#### WHAT YOU SHOULD DO:
The exercise asks for every line of the data to be reproduced exactly.

#### ENTRIES PROVIDED:
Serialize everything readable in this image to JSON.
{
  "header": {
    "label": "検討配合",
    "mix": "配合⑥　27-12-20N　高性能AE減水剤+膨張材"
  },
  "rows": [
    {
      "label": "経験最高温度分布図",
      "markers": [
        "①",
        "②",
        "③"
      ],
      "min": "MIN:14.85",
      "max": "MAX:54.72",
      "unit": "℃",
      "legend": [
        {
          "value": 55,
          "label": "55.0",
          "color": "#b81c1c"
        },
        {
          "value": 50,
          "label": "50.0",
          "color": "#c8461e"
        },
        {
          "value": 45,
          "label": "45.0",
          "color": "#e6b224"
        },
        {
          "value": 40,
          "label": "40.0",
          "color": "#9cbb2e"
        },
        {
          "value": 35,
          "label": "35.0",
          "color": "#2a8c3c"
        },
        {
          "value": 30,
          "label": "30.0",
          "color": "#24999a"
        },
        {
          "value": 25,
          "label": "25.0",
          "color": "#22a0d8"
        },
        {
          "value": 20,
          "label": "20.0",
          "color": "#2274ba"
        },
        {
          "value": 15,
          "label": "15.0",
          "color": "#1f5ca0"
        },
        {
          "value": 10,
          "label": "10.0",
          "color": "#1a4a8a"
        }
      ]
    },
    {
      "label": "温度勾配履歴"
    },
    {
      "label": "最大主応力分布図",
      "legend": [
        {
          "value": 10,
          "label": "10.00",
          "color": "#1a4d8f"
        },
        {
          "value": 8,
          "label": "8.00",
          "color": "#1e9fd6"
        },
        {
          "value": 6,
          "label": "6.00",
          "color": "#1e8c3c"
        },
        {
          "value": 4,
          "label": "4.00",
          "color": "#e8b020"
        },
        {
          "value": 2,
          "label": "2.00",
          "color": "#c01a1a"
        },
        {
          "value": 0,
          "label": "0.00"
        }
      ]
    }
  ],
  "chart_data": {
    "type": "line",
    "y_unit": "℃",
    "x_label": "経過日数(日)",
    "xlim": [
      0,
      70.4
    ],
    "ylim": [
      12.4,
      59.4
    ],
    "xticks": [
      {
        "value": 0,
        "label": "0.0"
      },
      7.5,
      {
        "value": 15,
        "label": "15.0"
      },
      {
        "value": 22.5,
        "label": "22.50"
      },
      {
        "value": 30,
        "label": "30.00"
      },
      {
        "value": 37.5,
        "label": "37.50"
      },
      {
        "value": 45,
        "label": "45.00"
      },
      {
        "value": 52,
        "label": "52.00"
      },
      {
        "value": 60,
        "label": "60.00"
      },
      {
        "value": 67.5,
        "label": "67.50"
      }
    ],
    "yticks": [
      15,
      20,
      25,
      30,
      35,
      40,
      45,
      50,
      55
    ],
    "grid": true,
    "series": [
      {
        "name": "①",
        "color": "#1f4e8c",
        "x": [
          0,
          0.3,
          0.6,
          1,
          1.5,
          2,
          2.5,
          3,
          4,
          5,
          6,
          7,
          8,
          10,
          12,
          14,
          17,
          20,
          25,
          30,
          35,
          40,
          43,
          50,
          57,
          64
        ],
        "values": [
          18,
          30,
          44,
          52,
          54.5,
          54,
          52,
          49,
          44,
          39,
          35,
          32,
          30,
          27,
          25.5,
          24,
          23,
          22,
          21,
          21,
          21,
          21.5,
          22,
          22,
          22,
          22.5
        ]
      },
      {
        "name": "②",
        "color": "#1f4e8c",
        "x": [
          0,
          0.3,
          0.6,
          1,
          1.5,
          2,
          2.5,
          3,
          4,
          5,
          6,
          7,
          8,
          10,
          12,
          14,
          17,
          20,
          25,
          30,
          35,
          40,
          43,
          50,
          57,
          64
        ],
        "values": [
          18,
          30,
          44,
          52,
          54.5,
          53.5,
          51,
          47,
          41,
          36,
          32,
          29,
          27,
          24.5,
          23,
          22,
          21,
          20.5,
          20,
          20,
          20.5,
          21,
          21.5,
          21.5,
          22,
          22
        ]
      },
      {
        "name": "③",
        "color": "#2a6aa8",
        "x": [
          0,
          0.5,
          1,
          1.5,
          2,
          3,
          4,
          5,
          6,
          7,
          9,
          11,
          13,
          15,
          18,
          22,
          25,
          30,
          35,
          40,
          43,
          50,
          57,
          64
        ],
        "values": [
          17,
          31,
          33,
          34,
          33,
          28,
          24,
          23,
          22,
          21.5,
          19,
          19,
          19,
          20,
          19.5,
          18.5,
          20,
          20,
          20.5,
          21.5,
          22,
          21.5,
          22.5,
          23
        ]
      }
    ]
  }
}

#### WRITTEN ANSWER:
Serialize everything readable in this image to JSON.
{
  "header": {
    "label": "検討配合",
    "mix": "配合⑥　27-12-20N　高性能AE減水剤+膨張材"
  },
  "rows": [
    {
      "label": "経験最高温度分布図",
      "markers": [
        "①",
        "②",
        "③"
      ],
      "min": "MIN:14.85",
      "max": "MAX:54.72",
      "unit": "℃",
      "legend": [
        {
          "value": 55,
          "label": "55.0",
          "color": "#b81c1c"
        },
        {
          "value": 50,
          "label": "50.0",
          "color": "#c8461e"
        },
        {
          "value": 45,
          "label": "45.0",
          "color": "#e6b224"
        },
        {
          "value": 40,
          "label": "40.0",
          "color": "#9cbb2e"
        },
        {
          "value": 35,
          "label": "35.0",
          "color": "#2a8c3c"
        },
        {
          "value": 30,
          "label": "30.0",
          "color": "#24999a"
        },
        {
          "value": 25,
          "label": "25.0",
          "color": "#22a0d8"
        },
        {
          "value": 20,
          "label": "20.0",
          "color": "#2274ba"
        },
        {
          "value": 15,
          "label": "15.0",
          "color": "#1f5ca0"
        },
        {
          "value": 10,
          "label": "10.0",
          "color": "#1a4a8a"
        }
      ]
    },
    {
      "label": "温度勾配履歴"
    },
    {
      "label": "最大主応力分布図",
      "legend": [
        {
          "value": 10,
          "label": "10.00",
          "color": "#1a4d8f"
        },
        {
          "value": 8,
          "label": "8.00",
          "color": "#1e9fd6"
        },
        {
          "value": 6,
          "label": "6.00",
          "color": "#1e8c3c"
        },
        {
          "value": 4,
          "label": "4.00",
          "color": "#e8b020"
        },
        {
          "value": 2,
          "label": "2.00",
          "color": "#c01a1a"
        },
        {
          "value": 0,
          "label": "0.00"
        }
      ]
    }
  ],
  "chart_data": {
    "type": "line",
    "y_unit": "℃",
    "x_label": "経過日数(日)",
    "xlim": [
      0,
      70.4
    ],
    "ylim": [
      12.4,
      59.4
    ],
    "xticks": [
      {
        "value": 0,
        "label": "0.0"
      },
      7.5,
      {
        "value": 15,
        "label": "15.0"
      },
      {
        "value": 22.5,
        "label": "22.50"
      },
      {
        "value": 30,
        "label": "30.00"
      },
      {
        "value": 37.5,
        "label": "37.50"
      },
      {
        "value": 45,
        "label": "45.00"
      },
      {
        "value": 52,
        "label": "52.00"
      },
      {
        "value": 60,
        "label": "60.00"
      },
      {
        "value": 67.5,
        "label": "67.50"
      }
    ],
    "yticks": [
      15,
      20,
      25,
      30,
      35,
      40,
      45,
      50,
      55
    ],
    "grid": true,
    "series": [
      {
        "name": "①",
        "color": "#1f4e8c",
        "x": [
          0,
          0.3,
          0.6,
          1,
          1.5,
          2,
          2.5,
          3,
          4,
          5,
          6,
          7,
          8,
          10,
          12,
          14,
          17,
          20,
          25,
          30,
          35,
          40,
          43,
          50,
          57,
          64
        ],
        "values": [
          18,
          30,
          44,
          52,
          54.5,
          54,
          52,
          49,
          44,
          39,
          35,
          32,
          30,
          27,
          25.5,
          24,
          23,
          22,
          21,
          21,
          21,
          21.5,
          22,
          22,
          22,
          22.5
        ]
      },
      {
        "name": "②",
        "color": "#1f4e8c",
        "x": [
          0,
          0.3,
          0.6,
          1,
          1.5,
          2,
          2.5,
          3,
          4,
          5,
          6,
          7,
          8,
          10,
          12,
          14,
          17,
          20,
          25,
          30,
          35,
          40,
          43,
          50,
          57,
          64
        ],
        "values": [
          18,
          30,
          44,
          52,
          54.5,
          53.5,
          51,
          47,
          41,
          36,
          32,
          29,
          27,
          24.5,
          23,
          22,
          21,
          20.5,
          20,
          20,
          20.5,
          21,
          21.5,
          21.5,
          22,
          22
        ]
      },
      {
        "name": "③",
        "color": "#2a6aa8",
        "x": [
          0,
          0.5,
          1,
          1.5,
          2,
          3,
          4,
          5,
          6,
          7,
          9,
          11,
          13,
          15,
          18,
          22,
          25,
          30,
          35,
          40,
          43,
          50,
          57,
          64
        ],
        "values": [
          17,
          31,
          33,
          34,
          33,
          28,
          24,
          23,
          22,
          21.5,
          19,
          19,
          19,
          20,
          19.5,
          18.5,
          20,
          20,
          20.5,
          21.5,
          22,
          21.5,
          22.5,
          23
        ]
      }
    ]
  }
}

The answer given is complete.